__YOUR INSTRUCTIONS__: Copy all of the records below verbatim.

__DATA ROWS__:

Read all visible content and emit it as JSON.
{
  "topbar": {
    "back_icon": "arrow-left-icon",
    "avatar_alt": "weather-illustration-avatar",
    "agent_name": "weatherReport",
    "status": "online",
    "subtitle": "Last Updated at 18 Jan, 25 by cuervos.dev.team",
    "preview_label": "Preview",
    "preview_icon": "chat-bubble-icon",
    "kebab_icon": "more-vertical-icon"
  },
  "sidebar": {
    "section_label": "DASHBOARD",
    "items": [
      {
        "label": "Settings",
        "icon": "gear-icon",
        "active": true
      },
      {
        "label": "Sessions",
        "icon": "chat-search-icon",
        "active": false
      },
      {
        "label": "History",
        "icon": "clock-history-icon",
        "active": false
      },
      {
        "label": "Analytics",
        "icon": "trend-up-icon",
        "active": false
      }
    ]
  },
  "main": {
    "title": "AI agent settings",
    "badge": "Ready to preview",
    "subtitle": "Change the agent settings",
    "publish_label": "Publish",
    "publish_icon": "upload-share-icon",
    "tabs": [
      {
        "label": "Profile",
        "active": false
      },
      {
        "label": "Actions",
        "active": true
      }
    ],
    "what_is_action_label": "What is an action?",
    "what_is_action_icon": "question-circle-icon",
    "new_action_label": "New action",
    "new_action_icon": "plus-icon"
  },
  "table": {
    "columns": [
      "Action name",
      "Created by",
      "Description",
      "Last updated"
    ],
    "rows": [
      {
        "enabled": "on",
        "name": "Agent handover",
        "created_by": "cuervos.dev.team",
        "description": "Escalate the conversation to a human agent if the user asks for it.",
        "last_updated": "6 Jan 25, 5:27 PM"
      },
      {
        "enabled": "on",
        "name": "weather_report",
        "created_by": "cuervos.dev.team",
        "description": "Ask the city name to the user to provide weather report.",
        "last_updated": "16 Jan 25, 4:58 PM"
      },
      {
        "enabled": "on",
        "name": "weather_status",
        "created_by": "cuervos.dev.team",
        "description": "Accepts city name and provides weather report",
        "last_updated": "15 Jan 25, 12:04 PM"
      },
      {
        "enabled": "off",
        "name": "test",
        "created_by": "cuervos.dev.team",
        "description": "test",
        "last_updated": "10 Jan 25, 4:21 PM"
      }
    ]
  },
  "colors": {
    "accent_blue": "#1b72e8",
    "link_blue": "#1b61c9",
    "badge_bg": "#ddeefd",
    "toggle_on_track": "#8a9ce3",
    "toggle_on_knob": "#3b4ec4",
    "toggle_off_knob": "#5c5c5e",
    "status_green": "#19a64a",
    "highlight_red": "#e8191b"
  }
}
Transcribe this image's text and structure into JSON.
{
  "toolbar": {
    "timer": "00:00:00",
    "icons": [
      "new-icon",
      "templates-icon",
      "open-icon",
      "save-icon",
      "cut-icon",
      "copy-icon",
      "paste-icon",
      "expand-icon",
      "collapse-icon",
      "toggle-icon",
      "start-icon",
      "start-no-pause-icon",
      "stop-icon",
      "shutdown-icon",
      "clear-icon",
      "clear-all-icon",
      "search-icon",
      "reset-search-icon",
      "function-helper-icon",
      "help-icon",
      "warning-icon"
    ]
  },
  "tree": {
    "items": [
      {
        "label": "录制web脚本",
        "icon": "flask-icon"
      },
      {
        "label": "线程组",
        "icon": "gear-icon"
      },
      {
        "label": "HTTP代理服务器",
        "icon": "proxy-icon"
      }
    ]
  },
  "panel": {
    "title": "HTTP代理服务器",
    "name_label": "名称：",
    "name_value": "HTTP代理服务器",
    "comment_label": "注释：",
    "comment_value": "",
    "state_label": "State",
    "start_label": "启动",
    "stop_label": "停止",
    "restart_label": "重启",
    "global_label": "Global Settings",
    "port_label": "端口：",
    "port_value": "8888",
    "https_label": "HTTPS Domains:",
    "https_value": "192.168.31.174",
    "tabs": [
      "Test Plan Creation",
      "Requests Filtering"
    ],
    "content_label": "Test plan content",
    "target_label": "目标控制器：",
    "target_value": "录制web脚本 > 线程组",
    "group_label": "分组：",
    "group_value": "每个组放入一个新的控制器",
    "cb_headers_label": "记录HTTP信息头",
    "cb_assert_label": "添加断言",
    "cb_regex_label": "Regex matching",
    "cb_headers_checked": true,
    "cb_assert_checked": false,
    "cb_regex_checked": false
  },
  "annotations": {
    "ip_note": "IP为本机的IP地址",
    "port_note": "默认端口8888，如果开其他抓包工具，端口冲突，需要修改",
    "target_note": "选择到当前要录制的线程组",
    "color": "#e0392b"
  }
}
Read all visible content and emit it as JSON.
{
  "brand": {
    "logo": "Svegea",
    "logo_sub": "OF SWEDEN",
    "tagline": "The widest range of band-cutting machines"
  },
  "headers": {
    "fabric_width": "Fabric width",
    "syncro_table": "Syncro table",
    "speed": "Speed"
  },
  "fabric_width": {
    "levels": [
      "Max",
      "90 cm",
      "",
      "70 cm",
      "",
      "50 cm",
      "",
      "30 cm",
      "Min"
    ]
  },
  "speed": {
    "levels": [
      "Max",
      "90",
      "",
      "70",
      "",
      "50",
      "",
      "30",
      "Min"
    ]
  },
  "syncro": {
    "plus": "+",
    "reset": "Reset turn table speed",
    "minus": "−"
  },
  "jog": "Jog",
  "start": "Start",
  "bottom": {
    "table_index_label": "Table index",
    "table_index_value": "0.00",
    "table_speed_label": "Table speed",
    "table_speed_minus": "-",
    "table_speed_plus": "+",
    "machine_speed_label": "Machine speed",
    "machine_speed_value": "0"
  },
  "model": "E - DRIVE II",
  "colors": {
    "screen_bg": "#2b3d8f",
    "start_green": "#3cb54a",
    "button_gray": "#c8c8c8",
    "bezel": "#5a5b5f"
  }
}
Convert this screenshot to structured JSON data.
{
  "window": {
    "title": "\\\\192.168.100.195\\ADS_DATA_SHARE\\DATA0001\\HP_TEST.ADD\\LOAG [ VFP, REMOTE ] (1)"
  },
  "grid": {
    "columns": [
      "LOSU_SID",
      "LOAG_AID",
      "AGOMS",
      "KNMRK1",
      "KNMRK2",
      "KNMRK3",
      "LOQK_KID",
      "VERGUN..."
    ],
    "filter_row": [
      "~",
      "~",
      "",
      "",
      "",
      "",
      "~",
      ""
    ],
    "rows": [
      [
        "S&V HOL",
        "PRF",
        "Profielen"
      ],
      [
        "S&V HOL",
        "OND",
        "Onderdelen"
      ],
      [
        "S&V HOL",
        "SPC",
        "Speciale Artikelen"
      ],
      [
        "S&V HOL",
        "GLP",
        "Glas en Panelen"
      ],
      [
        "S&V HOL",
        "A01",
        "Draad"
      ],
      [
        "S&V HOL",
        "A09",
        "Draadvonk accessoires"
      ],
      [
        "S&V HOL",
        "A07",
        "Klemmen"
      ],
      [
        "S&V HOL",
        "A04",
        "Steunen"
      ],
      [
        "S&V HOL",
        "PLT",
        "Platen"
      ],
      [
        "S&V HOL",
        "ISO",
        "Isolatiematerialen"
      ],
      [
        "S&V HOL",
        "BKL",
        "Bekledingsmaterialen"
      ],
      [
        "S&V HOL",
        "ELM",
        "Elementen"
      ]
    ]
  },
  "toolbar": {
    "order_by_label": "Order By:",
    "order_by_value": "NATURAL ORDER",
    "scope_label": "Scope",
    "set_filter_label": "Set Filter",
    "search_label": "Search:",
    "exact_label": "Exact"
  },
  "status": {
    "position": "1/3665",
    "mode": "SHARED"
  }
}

__COMPLETE OUTPUT__:
Read all visible content and emit it as JSON.
{
  "topbar": {
    "back_icon": "arrow-left-icon",
    "avatar_alt": "weather-illustration-avatar",
    "agent_name": "weatherReport",
    "status": "online",
    "subtitle": "Last Updated at 18 Jan, 25 by cuervos.dev.team",
    "preview_label": "Preview",
    "preview_icon": "chat-bubble-icon",
    "kebab_icon": "more-vertical-icon"
  },
  "sidebar": {
    "section_label": "DASHBOARD",
    "items": [
      {
        "label": "Settings",
        "icon": "gear-icon",
        "active": true
      },
      {
        "label": "Sessions",
        "icon": "chat-search-icon",
        "active": false
      },
      {
        "label": "History",
        "icon": "clock-history-icon",
        "active": false
      },
      {
        "label": "Analytics",
        "icon": "trend-up-icon",
        "active": false
      }
    ]
  },
  "main": {
    "title": "AI agent settings",
    "badge": "Ready to preview",
    "subtitle": "Change the agent settings",
    "publish_label": "Publish",
    "publish_icon": "upload-share-icon",
    "tabs": [
      {
        "label": "Profile",
        "active": false
      },
      {
        "label": "Actions",
        "active": true
      }
    ],
    "what_is_action_label": "What is an action?",
    "what_is_action_icon": "question-circle-icon",
    "new_action_label": "New action",
    "new_action_icon": "plus-icon"
  },
  "table": {
    "columns": [
      "Action name",
      "Created by",
      "Description",
      "Last updated"
    ],
    "rows": [
      {
        "enabled": "on",
        "name": "Agent handover",
        "created_by": "cuervos.dev.team",
        "description": "Escalate the conversation to a human agent if the user asks for it.",
        "last_updated": "6 Jan 25, 5:27 PM"
      },
      {
        "enabled": "on",
        "name": "weather_report",
        "created_by": "cuervos.dev.team",
        "description": "Ask the city name to the user to provide weather report.",
        "last_updated": "16 Jan 25, 4:58 PM"
      },
      {
        "enabled": "on",
        "name": "weather_status",
        "created_by": "cuervos.dev.team",
        "description": "Accepts city name and provides weather report",
        "last_updated": "15 Jan 25, 12:04 PM"
      },
      {
        "enabled": "off",
        "name": "test",
        "created_by": "cuervos.dev.team",
        "description": "test",
        "last_updated": "10 Jan 25, 4:21 PM"
      }
    ]
  },
  "colors": {
    "accent_blue": "#1b72e8",
    "link_blue": "#1b61c9",
    "badge_bg": "#ddeefd",
    "toggle_on_track": "#8a9ce3",
    "toggle_on_knob": "#3b4ec4",
    "toggle_off_knob": "#5c5c5e",
    "status_green": "#19a64a",
    "highlight_red": "#e8191b"
  }
}
Transcribe this image's text and structure into JSON.
{
  "toolbar": {
    "timer": "00:00:00",
    "icons": [
      "new-icon",
      "templates-icon",
      "open-icon",
      "save-icon",
      "cut-icon",
      "copy-icon",
      "paste-icon",
      "expand-icon",
      "collapse-icon",
      "toggle-icon",
      "start-icon",
      "start-no-pause-icon",
      "stop-icon",
      "shutdown-icon",
      "clear-icon",
      "clear-all-icon",
      "search-icon",
      "reset-search-icon",
      "function-helper-icon",
      "help-icon",
      "warning-icon"
    ]
  },
  "tree": {
    "items": [
      {
        "label": "录制web脚本",
        "icon": "flask-icon"
      },
      {
        "label": "线程组",
        "icon": "gear-icon"
      },
      {
        "label": "HTTP代理服务器",
        "icon": "proxy-icon"
      }
    ]
  },
  "panel": {
    "title": "HTTP代理服务器",
    "name_label": "名称：",
    "name_value": "HTTP代理服务器",
    "comment_label": "注释：",
    "comment_value": "",
    "state_label": "State",
    "start_label": "启动",
    "stop_label": "停止",
    "restart_label": "重启",
    "global_label": "Global Settings",
    "port_label": "端口：",
    "port_value": "8888",
    "https_label": "HTTPS Domains:",
    "https_value": "192.168.31.174",
    "tabs": [
      "Test Plan Creation",
      "Requests Filtering"
    ],
    "content_label": "Test plan content",
    "target_label": "目标控制器：",
    "target_value": "录制web脚本 > 线程组",
    "group_label": "分组：",
    "group_value": "每个组放入一个新的控制器",
    "cb_headers_label": "记录HTTP信息头",
    "cb_assert_label": "添加断言",
    "cb_regex_label": "Regex matching",
    "cb_headers_checked": true,
    "cb_assert_checked": false,
    "cb_regex_checked": false
  },
  "annotations": {
    "ip_note": "IP为本机的IP地址",
    "port_note": "默认端口8888，如果开其他抓包工具，端口冲突，需要修改",
    "target_note": "选择到当前要录制的线程组",
    "color": "#e0392b"
  }
}
Read all visible content and emit it as JSON.
{
  "brand": {
    "logo": "Svegea",
    "logo_sub": "OF SWEDEN",
    "tagline": "The widest range of band-cutting machines"
  },
  "headers": {
    "fabric_width": "Fabric width",
    "syncro_table": "Syncro table",
    "speed": "Speed"
  },
  "fabric_width": {
    "levels": [
      "Max",
      "90 cm",
      "",
      "70 cm",
      "",
      "50 cm",
      "",
      "30 cm",
      "Min"
    ]
  },
  "speed": {
    "levels": [
      "Max",
      "90",
      "",
      "70",
      "",
      "50",
      "",
      "30",
      "Min"
    ]
  },
  "syncro": {
    "plus": "+",
    "reset": "Reset turn table speed",
    "minus": "−"
  },
  "jog": "Jog",
  "start": "Start",
  "bottom": {
    "table_index_label": "Table index",
    "table_index_value": "0.00",
    "table_speed_label": "Table speed",
    "table_speed_minus": "-",
    "table_speed_plus": "+",
    "machine_speed_label": "Machine speed",
    "machine_speed_value": "0"
  },
  "model": "E - DRIVE II",
  "colors": {
    "screen_bg": "#2b3d8f",
    "start_green": "#3cb54a",
    "button_gray": "#c8c8c8",
    "bezel": "#5a5b5f"
  }
}
Convert this screenshot to structured JSON data.
{
  "window": {
    "title": "\\\\192.168.100.195\\ADS_DATA_SHARE\\DATA0001\\HP_TEST.ADD\\LOAG [ VFP, REMOTE ] (1)"
  },
  "grid": {
    "columns": [
      "LOSU_SID",
      "LOAG_AID",
      "AGOMS",
      "KNMRK1",
      "KNMRK2",
      "KNMRK3",
      "LOQK_KID",
      "VERGUN..."
    ],
    "filter_row": [
      "~",
      "~",
      "",
      "",
      "",
      "",
      "~",
      ""
    ],
    "rows": [
      [
        "S&V HOL",
        "PRF",
        "Profielen"
      ],
      [
        "S&V HOL",
        "OND",
        "Onderdelen"
      ],
      [
        "S&V HOL",
        "SPC",
        "Speciale Artikelen"
      ],
      [
        "S&V HOL",
        "GLP",
        "Glas en Panelen"
      ],
      [
        "S&V HOL",
        "A01",
        "Draad"
      ],
      [
        "S&V HOL",
        "A09",
        "Draadvonk accessoires"
      ],
      [
        "S&V HOL",
        "A07",
        "Klemmen"
      ],
      [
        "S&V HOL",
        "A04",
        "Steunen"
      ],
      [
        "S&V HOL",
        "PLT",
        "Platen"
      ],
      [
        "S&V HOL",
        "ISO",
        "Isolatiematerialen"
      ],
      [
        "S&V HOL",
        "BKL",
        "Bekledingsmaterialen"
      ],
      [
        "S&V HOL",
        "ELM",
        "Elementen"
      ]
    ]
  },
  "toolbar": {
    "order_by_label": "Order By:",
    "order_by_value": "NATURAL ORDER",
    "scope_label": "Scope",
    "set_filter_label": "Set Filter",
    "search_label": "Search:",
    "exact_label": "Exact"
  },
  "status": {
    "position": "1/3665",
    "mode": "SHARED"
  }
}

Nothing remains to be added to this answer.